----- Data to process -----

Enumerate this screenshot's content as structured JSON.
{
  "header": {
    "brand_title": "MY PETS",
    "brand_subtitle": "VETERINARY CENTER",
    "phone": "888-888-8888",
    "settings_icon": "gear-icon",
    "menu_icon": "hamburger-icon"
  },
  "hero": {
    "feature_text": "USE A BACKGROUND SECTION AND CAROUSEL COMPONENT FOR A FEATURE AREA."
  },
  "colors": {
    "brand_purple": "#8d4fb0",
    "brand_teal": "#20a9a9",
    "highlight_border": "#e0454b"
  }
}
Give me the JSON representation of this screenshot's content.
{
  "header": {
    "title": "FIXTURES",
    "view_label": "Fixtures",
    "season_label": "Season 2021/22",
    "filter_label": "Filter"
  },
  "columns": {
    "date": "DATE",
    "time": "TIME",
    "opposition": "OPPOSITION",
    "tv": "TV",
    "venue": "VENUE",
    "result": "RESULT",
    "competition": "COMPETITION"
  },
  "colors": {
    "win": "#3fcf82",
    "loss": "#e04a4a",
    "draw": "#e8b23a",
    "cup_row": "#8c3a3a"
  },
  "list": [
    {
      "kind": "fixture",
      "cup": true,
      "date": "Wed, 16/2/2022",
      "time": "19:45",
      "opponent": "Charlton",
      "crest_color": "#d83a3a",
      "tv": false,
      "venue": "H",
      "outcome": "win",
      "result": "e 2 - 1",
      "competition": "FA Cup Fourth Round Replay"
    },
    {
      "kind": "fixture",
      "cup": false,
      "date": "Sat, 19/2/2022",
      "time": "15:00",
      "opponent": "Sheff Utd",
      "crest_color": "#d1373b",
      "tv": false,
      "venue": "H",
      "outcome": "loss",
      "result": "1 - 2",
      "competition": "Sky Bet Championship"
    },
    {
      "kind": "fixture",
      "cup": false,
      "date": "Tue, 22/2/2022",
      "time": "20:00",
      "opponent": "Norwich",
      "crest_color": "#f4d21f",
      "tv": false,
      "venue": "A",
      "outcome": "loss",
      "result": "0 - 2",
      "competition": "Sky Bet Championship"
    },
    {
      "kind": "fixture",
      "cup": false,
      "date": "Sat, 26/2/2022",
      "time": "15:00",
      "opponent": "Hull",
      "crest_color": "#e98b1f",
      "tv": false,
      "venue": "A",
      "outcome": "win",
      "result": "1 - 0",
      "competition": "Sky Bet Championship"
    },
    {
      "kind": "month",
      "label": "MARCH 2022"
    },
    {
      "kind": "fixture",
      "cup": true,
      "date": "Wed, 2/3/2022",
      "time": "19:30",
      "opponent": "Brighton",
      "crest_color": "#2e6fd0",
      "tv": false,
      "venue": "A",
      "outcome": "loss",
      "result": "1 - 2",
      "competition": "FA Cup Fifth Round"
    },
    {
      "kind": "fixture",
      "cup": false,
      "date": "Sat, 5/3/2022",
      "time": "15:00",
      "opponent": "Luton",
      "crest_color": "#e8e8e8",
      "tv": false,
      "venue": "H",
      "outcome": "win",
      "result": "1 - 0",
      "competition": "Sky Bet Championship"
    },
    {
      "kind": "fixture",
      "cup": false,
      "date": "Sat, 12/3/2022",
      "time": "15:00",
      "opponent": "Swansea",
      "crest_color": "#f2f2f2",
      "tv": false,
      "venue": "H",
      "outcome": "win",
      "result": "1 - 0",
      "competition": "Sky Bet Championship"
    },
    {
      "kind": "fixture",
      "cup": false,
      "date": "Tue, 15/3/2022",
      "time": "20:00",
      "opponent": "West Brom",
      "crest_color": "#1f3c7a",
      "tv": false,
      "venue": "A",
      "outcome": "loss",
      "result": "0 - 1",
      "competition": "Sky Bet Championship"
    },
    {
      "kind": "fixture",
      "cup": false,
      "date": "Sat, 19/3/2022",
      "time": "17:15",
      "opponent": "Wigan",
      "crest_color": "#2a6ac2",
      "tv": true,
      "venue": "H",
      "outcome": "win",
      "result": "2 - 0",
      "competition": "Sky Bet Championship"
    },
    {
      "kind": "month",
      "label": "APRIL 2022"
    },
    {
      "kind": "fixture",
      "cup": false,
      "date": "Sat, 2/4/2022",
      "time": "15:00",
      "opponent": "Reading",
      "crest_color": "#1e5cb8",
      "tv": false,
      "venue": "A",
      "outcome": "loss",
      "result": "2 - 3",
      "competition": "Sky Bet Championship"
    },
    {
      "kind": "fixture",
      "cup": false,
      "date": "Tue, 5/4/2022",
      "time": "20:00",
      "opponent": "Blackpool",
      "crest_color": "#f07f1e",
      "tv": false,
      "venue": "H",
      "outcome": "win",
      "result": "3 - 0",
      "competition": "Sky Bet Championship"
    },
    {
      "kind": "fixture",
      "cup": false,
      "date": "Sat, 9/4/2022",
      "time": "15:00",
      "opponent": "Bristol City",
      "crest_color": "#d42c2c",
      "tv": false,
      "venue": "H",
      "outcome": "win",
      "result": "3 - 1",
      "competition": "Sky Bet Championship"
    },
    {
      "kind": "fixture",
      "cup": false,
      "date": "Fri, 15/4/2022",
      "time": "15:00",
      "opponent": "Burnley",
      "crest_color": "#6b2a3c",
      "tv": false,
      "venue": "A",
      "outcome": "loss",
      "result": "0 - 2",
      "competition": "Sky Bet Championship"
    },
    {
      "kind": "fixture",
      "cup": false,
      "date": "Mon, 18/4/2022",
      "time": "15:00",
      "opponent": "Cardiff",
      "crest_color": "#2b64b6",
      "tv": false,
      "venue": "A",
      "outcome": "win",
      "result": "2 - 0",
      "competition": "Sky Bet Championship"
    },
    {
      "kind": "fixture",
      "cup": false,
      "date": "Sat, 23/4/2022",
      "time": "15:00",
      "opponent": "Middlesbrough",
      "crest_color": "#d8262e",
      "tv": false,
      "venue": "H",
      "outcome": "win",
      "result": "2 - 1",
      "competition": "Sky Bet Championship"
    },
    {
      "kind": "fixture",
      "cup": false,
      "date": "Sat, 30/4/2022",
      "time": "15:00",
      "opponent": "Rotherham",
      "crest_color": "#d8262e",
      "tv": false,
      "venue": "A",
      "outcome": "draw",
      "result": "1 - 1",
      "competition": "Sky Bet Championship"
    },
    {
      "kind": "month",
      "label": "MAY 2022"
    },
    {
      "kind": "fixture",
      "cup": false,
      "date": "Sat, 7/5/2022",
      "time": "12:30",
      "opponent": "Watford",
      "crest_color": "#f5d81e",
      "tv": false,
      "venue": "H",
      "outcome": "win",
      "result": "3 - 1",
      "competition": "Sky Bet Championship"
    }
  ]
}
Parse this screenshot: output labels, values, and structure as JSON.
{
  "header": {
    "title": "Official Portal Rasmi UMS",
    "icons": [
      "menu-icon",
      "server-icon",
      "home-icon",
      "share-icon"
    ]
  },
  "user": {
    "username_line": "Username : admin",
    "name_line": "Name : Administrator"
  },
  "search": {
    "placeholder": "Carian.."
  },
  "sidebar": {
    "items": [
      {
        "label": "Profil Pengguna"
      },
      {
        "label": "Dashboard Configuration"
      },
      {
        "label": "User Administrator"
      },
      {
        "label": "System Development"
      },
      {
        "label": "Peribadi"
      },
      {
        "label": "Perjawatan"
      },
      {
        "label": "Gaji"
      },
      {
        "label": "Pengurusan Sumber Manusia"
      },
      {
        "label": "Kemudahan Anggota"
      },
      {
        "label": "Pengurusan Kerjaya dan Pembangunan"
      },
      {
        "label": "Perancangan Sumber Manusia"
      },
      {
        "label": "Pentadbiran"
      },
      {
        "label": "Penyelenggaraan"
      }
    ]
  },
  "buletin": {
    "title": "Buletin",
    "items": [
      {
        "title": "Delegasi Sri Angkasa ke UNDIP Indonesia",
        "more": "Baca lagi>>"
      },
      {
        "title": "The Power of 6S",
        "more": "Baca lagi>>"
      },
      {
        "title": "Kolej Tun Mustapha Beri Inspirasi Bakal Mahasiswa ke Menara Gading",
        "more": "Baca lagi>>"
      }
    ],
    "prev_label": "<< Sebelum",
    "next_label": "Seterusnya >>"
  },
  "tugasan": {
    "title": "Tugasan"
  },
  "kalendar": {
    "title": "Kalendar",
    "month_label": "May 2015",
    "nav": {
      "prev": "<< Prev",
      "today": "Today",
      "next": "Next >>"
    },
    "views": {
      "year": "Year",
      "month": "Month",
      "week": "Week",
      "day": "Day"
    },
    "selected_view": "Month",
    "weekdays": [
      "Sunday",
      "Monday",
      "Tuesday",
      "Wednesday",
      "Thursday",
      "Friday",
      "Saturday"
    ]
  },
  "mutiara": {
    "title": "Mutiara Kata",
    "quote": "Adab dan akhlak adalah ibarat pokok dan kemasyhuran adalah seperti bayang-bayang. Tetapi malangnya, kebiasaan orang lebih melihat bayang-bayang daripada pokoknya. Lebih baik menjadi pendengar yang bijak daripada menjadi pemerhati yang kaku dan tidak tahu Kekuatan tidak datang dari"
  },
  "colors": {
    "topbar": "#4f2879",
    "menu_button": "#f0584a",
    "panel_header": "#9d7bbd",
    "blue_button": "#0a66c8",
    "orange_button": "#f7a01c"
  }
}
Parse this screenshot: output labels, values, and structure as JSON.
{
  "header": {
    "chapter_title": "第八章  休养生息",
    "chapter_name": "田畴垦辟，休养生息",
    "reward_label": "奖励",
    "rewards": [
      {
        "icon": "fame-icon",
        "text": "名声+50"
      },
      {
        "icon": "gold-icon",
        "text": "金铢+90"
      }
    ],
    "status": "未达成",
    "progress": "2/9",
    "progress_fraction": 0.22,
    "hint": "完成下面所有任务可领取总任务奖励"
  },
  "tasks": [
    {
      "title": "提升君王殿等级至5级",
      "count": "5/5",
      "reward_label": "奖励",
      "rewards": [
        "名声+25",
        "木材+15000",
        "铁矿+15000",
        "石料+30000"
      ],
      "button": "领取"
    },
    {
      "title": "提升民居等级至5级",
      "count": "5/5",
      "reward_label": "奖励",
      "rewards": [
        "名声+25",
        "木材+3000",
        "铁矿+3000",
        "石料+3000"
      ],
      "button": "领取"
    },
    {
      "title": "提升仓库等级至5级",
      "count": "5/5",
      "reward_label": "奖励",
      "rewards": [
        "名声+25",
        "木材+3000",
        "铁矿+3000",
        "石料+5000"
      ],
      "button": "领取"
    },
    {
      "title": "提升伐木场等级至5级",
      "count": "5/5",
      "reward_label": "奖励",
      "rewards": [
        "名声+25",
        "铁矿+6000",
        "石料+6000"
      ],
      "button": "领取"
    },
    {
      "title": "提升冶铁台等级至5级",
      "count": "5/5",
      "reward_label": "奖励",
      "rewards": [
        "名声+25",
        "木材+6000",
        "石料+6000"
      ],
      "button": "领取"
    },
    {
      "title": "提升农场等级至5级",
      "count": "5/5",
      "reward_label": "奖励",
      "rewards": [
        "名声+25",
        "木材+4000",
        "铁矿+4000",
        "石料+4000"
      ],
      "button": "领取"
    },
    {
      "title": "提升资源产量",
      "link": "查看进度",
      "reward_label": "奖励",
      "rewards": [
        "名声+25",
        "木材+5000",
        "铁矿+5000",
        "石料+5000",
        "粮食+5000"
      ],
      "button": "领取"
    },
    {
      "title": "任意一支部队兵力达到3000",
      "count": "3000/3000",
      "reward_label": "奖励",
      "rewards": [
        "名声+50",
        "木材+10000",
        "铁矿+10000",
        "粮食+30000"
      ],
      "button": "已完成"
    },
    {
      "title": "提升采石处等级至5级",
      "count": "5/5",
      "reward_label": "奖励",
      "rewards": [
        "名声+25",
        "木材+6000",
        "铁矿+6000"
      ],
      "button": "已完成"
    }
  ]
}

-----

Find and copy each line above that includes the string "JSON".

Enumerate this screenshot's content as structured JSON.
Give me the JSON representation of this screenshot's content.
Parse this screenshot: output labels, values, and structure as JSON.
Parse this screenshot: output labels, values, and structure as JSON.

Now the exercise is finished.